● **Given request**:
Copy out all of the material exactly as presented.

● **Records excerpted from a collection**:
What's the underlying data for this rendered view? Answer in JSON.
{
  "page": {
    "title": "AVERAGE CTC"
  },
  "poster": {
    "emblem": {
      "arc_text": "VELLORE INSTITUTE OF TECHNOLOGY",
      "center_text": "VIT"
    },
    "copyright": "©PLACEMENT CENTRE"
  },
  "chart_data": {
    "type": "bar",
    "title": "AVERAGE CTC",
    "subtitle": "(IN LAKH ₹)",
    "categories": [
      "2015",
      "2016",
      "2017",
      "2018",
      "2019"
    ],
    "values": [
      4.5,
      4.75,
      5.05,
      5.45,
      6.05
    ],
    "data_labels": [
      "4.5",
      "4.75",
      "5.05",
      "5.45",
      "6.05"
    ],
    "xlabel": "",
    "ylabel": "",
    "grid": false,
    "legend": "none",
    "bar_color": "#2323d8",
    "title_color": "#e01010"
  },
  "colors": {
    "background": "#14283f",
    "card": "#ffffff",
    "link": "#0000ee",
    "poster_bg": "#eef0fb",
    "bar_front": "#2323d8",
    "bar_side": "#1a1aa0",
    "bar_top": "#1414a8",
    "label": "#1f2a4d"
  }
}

● **Exercise result**:
What's the underlying data for this rendered view? Answer in JSON.
{
  "page": {
    "title": "AVERAGE CTC"
  },
  "poster": {
    "emblem": {
      "arc_text": "VELLORE INSTITUTE OF TECHNOLOGY",
      "center_text": "VIT"
    },
    "copyright": "©PLACEMENT CENTRE"
  },
  "chart_data": {
    "type": "bar",
    "title": "AVERAGE CTC",
    "subtitle": "(IN LAKH ₹)",
    "categories": [
      "2015",
      "2016",
      "2017",
      "2018",
      "2019"
    ],
    "values": [
      4.5,
      4.75,
      5.05,
      5.45,
      6.05
    ],
    "data_labels": [
      "4.5",
      "4.75",
      "5.05",
      "5.45",
      "6.05"
    ],
    "xlabel": "",
    "ylabel": "",
    "grid": false,
    "legend": "none",
    "bar_color": "#2323d8",
    "title_color": "#e01010"
  },
  "colors": {
    "background": "#14283f",
    "card": "#ffffff",
    "link": "#0000ee",
    "poster_bg": "#eef0fb",
    "bar_front": "#2323d8",
    "bar_side": "#1a1aa0",
    "bar_top": "#1414a8",
    "label": "#1f2a4d"
  }
}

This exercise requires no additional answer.